**DIRECTION**
From the entries below, extract every line that includes the word "тепла".

**MATERIAL FOR THE TASK**
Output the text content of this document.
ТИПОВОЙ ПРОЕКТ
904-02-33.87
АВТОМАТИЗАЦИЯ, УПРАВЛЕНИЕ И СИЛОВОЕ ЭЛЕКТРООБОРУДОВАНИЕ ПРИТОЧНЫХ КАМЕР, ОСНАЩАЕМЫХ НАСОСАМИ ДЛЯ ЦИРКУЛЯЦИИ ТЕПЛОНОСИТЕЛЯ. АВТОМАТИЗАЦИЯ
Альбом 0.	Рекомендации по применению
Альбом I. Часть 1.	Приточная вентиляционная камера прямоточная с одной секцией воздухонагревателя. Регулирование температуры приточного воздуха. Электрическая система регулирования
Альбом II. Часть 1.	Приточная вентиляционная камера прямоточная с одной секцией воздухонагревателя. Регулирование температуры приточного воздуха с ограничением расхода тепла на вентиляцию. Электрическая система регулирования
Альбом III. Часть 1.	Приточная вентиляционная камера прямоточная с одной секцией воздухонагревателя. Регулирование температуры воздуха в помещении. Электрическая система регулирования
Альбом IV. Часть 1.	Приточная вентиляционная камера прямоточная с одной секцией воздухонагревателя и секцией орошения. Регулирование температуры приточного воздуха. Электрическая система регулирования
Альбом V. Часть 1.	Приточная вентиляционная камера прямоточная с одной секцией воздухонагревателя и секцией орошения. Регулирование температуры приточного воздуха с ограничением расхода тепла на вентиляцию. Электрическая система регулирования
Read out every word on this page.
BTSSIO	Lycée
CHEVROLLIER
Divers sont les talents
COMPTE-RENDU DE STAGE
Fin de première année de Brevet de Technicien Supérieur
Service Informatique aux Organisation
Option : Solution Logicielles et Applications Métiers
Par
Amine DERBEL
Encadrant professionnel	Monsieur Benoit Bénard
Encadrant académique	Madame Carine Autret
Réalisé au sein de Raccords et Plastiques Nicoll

**FINAL ANSWER**
Альбом II. Часть 1.	Приточная вентиляционная камера прямоточная с одной секцией воздухонагревателя. Регулирование температуры приточного воздуха с ограничением расхода тепла на вентиляцию. Электрическая система регулирования
Альбом V. Часть 1.	Приточная вентиляционная камера прямоточная с одной секцией воздухонагревателя и секцией орошения. Регулирование температуры приточного воздуха с ограничением расхода тепла на вентиляцию. Электрическая система регулирования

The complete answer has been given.